**Work to be completed**
Reproduce all of the data exactly, with no line skipped.

Stored items:

● ● ● ● ● ● ●

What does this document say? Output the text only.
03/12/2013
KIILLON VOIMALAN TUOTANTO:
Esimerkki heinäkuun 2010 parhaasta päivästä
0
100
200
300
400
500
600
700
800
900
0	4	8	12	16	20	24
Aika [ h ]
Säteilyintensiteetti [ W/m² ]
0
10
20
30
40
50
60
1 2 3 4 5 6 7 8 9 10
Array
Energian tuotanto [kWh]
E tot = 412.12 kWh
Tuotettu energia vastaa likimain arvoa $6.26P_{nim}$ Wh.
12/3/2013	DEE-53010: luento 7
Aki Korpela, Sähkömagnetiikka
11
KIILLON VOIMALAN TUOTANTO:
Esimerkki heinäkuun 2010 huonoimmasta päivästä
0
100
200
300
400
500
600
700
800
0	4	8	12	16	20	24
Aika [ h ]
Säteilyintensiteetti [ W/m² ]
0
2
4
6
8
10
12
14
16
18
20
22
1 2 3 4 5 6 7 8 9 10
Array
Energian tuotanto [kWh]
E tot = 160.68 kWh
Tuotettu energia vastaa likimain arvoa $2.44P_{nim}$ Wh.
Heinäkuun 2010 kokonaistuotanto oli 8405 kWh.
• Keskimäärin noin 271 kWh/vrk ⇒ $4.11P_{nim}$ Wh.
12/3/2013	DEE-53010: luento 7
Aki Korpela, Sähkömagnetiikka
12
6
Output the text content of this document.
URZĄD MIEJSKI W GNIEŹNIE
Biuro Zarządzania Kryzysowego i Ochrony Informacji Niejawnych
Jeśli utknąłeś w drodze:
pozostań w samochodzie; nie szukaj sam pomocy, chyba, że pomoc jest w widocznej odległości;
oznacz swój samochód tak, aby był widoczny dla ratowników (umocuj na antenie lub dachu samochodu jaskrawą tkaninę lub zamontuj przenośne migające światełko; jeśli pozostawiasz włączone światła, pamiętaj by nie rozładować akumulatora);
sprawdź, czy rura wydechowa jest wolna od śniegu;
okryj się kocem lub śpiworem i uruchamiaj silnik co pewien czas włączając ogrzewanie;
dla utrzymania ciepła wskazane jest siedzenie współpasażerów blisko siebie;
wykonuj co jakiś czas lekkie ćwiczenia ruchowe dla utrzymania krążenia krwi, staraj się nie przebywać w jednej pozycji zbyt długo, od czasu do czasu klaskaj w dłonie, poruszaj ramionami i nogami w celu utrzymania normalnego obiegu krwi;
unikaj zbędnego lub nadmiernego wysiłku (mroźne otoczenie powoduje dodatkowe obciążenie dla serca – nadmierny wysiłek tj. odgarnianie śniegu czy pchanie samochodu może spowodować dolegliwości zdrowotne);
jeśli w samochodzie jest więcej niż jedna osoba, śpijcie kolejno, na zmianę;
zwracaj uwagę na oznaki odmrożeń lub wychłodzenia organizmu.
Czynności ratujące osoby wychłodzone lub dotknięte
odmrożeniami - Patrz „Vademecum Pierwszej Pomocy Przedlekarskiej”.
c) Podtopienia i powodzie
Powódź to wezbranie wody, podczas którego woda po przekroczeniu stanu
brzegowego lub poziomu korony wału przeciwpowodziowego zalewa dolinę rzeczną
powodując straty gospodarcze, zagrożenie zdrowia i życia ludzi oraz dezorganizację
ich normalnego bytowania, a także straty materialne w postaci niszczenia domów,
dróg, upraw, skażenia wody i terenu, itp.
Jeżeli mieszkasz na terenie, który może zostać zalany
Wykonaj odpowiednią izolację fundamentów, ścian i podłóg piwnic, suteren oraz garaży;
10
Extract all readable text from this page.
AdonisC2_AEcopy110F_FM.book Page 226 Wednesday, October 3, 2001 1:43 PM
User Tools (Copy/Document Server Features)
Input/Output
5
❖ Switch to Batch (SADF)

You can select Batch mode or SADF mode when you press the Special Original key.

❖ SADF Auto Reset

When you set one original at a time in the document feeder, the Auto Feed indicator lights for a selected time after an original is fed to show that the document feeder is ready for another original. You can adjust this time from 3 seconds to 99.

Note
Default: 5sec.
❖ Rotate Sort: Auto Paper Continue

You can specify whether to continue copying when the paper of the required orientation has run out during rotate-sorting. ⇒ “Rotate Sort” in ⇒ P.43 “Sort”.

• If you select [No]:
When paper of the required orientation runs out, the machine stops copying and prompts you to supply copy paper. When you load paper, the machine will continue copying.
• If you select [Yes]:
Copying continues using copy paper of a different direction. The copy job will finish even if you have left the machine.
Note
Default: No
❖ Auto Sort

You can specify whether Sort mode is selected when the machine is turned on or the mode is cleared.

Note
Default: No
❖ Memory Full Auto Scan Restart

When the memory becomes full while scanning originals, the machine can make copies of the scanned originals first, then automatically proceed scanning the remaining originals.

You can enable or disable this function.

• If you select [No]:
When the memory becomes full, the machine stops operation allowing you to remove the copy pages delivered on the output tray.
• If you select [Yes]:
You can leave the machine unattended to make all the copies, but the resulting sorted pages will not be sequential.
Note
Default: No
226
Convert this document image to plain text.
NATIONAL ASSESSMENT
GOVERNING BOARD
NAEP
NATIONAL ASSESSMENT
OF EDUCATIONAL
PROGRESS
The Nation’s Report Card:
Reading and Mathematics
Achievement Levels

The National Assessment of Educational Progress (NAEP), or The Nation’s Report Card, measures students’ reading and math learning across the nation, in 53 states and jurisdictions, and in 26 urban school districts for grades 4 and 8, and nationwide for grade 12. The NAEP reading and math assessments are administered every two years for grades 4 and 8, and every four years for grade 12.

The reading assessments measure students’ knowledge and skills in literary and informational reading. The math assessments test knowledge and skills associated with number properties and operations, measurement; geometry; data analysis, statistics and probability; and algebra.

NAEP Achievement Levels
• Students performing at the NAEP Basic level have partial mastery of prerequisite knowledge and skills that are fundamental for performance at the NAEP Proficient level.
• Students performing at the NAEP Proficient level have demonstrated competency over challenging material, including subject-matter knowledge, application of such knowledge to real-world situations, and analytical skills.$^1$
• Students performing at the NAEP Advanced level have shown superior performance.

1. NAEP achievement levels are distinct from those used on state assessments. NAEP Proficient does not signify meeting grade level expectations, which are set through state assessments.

● ● ● ● ● ● ●

**Result of this task**
What does this document say? Output the text only.
03/12/2013
KIILLON VOIMALAN TUOTANTO:
Esimerkki heinäkuun 2010 parhaasta päivästä
0
100
200
300
400
500
600
700
800
900
0	4	8	12	16	20	24
Aika [ h ]
Säteilyintensiteetti [ W/m² ]
0
10
20
30
40
50
60
1 2 3 4 5 6 7 8 9 10
Array
Energian tuotanto [kWh]
E tot = 412.12 kWh
Tuotettu energia vastaa likimain arvoa $6.26P_{nim}$ Wh.
12/3/2013	DEE-53010: luento 7
Aki Korpela, Sähkömagnetiikka
11
KIILLON VOIMALAN TUOTANTO:
Esimerkki heinäkuun 2010 huonoimmasta päivästä
0
100
200
300
400
500
600
700
800
0	4	8	12	16	20	24
Aika [ h ]
Säteilyintensiteetti [ W/m² ]
0
2
4
6
8
10
12
14
16
18
20
22
1 2 3 4 5 6 7 8 9 10
Array
Energian tuotanto [kWh]
E tot = 160.68 kWh
Tuotettu energia vastaa likimain arvoa $2.44P_{nim}$ Wh.
Heinäkuun 2010 kokonaistuotanto oli 8405 kWh.
• Keskimäärin noin 271 kWh/vrk ⇒ $4.11P_{nim}$ Wh.
12/3/2013	DEE-53010: luento 7
Aki Korpela, Sähkömagnetiikka
12
6
Output the text content of this document.
URZĄD MIEJSKI W GNIEŹNIE
Biuro Zarządzania Kryzysowego i Ochrony Informacji Niejawnych
Jeśli utknąłeś w drodze:
pozostań w samochodzie; nie szukaj sam pomocy, chyba, że pomoc jest w widocznej odległości;
oznacz swój samochód tak, aby był widoczny dla ratowników (umocuj na antenie lub dachu samochodu jaskrawą tkaninę lub zamontuj przenośne migające światełko; jeśli pozostawiasz włączone światła, pamiętaj by nie rozładować akumulatora);
sprawdź, czy rura wydechowa jest wolna od śniegu;
okryj się kocem lub śpiworem i uruchamiaj silnik co pewien czas włączając ogrzewanie;
dla utrzymania ciepła wskazane jest siedzenie współpasażerów blisko siebie;
wykonuj co jakiś czas lekkie ćwiczenia ruchowe dla utrzymania krążenia krwi, staraj się nie przebywać w jednej pozycji zbyt długo, od czasu do czasu klaskaj w dłonie, poruszaj ramionami i nogami w celu utrzymania normalnego obiegu krwi;
unikaj zbędnego lub nadmiernego wysiłku (mroźne otoczenie powoduje dodatkowe obciążenie dla serca – nadmierny wysiłek tj. odgarnianie śniegu czy pchanie samochodu może spowodować dolegliwości zdrowotne);
jeśli w samochodzie jest więcej niż jedna osoba, śpijcie kolejno, na zmianę;
zwracaj uwagę na oznaki odmrożeń lub wychłodzenia organizmu.
Czynności ratujące osoby wychłodzone lub dotknięte
odmrożeniami - Patrz „Vademecum Pierwszej Pomocy Przedlekarskiej”.
c) Podtopienia i powodzie
Powódź to wezbranie wody, podczas którego woda po przekroczeniu stanu
brzegowego lub poziomu korony wału przeciwpowodziowego zalewa dolinę rzeczną
powodując straty gospodarcze, zagrożenie zdrowia i życia ludzi oraz dezorganizację
ich normalnego bytowania, a także straty materialne w postaci niszczenia domów,
dróg, upraw, skażenia wody i terenu, itp.
Jeżeli mieszkasz na terenie, który może zostać zalany
Wykonaj odpowiednią izolację fundamentów, ścian i podłóg piwnic, suteren oraz garaży;
10
Extract all readable text from this page.
AdonisC2_AEcopy110F_FM.book Page 226 Wednesday, October 3, 2001 1:43 PM
User Tools (Copy/Document Server Features)
Input/Output
5
❖ Switch to Batch (SADF)

You can select Batch mode or SADF mode when you press the Special Original key.

❖ SADF Auto Reset

When you set one original at a time in the document feeder, the Auto Feed indicator lights for a selected time after an original is fed to show that the document feeder is ready for another original. You can adjust this time from 3 seconds to 99.

Note
Default: 5sec.
❖ Rotate Sort: Auto Paper Continue

You can specify whether to continue copying when the paper of the required orientation has run out during rotate-sorting. ⇒ “Rotate Sort” in ⇒ P.43 “Sort”.

• If you select [No]:
When paper of the required orientation runs out, the machine stops copying and prompts you to supply copy paper. When you load paper, the machine will continue copying.
• If you select [Yes]:
Copying continues using copy paper of a different direction. The copy job will finish even if you have left the machine.
Note
Default: No
❖ Auto Sort

You can specify whether Sort mode is selected when the machine is turned on or the mode is cleared.

Note
Default: No
❖ Memory Full Auto Scan Restart

When the memory becomes full while scanning originals, the machine can make copies of the scanned originals first, then automatically proceed scanning the remaining originals.

You can enable or disable this function.

• If you select [No]:
When the memory becomes full, the machine stops operation allowing you to remove the copy pages delivered on the output tray.
• If you select [Yes]:
You can leave the machine unattended to make all the copies, but the resulting sorted pages will not be sequential.
Note
Default: No
226
Convert this document image to plain text.
NATIONAL ASSESSMENT
GOVERNING BOARD
NAEP
NATIONAL ASSESSMENT
OF EDUCATIONAL
PROGRESS
The Nation’s Report Card:
Reading and Mathematics
Achievement Levels

The National Assessment of Educational Progress (NAEP), or The Nation’s Report Card, measures students’ reading and math learning across the nation, in 53 states and jurisdictions, and in 26 urban school districts for grades 4 and 8, and nationwide for grade 12. The NAEP reading and math assessments are administered every two years for grades 4 and 8, and every four years for grade 12.

The reading assessments measure students’ knowledge and skills in literary and informational reading. The math assessments test knowledge and skills associated with number properties and operations, measurement; geometry; data analysis, statistics and probability; and algebra.

NAEP Achievement Levels
• Students performing at the NAEP Basic level have partial mastery of prerequisite knowledge and skills that are fundamental for performance at the NAEP Proficient level.
• Students performing at the NAEP Proficient level have demonstrated competency over challenging material, including subject-matter knowledge, application of such knowledge to real-world situations, and analytical skills.$^1$
• Students performing at the NAEP Advanced level have shown superior performance.

1. NAEP achievement levels are distinct from those used on state assessments. NAEP Proficient does not signify meeting grade level expectations, which are set through state assessments.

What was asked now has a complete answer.